--- Begin Data for this exercise ---

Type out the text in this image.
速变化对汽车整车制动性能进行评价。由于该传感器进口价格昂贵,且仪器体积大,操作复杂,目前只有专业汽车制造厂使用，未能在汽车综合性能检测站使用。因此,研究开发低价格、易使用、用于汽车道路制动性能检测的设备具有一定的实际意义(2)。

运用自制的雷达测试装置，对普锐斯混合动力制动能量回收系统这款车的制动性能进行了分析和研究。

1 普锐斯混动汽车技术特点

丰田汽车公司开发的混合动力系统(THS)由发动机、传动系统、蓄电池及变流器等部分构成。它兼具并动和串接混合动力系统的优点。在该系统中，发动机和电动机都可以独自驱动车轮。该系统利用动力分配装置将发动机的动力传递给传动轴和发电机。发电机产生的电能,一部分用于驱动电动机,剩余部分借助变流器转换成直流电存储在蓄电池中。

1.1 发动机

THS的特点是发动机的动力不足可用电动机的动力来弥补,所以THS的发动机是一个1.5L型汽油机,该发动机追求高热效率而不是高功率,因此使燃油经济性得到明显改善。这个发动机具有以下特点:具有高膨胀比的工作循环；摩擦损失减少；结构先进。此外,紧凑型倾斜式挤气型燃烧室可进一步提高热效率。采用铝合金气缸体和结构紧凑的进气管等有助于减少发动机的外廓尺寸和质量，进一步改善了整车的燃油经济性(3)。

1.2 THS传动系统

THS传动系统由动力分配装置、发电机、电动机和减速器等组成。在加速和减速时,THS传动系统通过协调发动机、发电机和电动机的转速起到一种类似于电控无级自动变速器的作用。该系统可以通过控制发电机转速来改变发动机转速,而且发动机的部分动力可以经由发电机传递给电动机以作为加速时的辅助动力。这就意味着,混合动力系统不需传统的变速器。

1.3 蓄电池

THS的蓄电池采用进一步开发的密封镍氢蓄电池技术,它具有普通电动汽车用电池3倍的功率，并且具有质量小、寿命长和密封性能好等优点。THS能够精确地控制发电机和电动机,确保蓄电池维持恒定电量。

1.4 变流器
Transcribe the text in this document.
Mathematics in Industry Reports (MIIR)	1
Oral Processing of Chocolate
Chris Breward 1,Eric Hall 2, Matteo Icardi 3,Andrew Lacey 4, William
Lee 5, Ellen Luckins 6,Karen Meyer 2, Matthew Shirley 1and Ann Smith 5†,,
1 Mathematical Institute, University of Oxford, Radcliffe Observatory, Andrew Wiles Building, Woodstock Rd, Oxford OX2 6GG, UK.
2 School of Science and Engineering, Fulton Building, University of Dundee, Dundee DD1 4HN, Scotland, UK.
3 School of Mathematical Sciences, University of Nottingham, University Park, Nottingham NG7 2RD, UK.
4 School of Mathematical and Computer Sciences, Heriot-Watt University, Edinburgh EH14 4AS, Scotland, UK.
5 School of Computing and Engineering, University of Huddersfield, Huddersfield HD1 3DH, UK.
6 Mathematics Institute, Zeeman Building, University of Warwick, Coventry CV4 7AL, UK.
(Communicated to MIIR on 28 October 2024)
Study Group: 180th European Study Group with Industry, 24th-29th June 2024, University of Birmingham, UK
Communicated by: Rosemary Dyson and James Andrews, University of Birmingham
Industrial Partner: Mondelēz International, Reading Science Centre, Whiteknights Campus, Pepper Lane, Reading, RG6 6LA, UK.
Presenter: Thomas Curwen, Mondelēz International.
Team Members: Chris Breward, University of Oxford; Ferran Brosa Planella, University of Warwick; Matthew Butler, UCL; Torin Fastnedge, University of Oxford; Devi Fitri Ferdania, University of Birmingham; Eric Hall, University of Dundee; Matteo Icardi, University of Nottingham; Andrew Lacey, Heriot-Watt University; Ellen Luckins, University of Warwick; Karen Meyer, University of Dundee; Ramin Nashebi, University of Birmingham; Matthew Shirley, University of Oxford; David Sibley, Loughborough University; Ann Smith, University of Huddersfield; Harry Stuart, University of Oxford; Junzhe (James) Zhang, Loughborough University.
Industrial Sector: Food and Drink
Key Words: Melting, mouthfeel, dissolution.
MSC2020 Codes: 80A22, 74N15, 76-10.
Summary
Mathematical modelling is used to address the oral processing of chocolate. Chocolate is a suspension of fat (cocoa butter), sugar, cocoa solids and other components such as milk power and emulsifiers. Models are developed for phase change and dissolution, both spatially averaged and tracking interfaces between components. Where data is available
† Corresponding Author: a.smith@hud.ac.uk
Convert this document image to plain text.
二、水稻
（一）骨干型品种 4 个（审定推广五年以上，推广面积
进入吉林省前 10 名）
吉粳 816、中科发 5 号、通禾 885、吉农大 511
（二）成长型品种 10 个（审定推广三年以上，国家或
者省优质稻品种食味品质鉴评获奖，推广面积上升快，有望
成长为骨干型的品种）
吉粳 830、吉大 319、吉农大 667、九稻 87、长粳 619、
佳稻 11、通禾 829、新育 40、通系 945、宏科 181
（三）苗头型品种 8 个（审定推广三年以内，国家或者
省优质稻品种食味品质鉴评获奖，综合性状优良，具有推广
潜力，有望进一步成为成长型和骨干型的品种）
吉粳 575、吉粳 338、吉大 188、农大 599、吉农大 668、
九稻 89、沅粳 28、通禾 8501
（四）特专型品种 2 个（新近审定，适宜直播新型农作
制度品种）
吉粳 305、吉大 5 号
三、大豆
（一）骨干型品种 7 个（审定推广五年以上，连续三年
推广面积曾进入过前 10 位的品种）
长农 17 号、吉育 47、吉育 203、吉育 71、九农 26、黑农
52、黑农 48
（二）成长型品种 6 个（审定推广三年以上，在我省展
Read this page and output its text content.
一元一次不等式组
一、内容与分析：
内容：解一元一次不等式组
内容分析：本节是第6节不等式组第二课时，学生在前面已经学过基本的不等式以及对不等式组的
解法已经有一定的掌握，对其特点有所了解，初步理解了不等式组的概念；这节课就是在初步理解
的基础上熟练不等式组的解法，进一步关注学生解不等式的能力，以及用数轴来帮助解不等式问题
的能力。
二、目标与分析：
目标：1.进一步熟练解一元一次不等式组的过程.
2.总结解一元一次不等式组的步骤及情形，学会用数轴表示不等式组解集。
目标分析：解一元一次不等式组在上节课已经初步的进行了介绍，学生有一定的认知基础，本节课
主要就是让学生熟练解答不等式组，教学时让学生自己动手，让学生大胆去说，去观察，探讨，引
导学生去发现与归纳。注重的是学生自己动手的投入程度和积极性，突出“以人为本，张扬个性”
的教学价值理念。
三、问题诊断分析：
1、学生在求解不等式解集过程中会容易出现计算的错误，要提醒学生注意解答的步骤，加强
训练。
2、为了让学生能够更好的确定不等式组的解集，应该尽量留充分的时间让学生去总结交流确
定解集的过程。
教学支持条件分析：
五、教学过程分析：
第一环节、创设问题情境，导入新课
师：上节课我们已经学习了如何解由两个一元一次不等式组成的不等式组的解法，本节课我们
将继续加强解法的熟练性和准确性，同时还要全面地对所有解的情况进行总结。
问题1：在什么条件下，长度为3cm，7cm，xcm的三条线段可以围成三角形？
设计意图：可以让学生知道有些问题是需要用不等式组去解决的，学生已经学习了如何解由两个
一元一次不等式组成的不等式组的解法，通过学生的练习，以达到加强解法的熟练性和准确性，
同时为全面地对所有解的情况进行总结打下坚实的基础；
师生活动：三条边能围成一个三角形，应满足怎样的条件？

--- End Data for this exercise ---

→ Work required
Write down the number of lines where the word "text" appears, and nothing further.

→ Written solution
4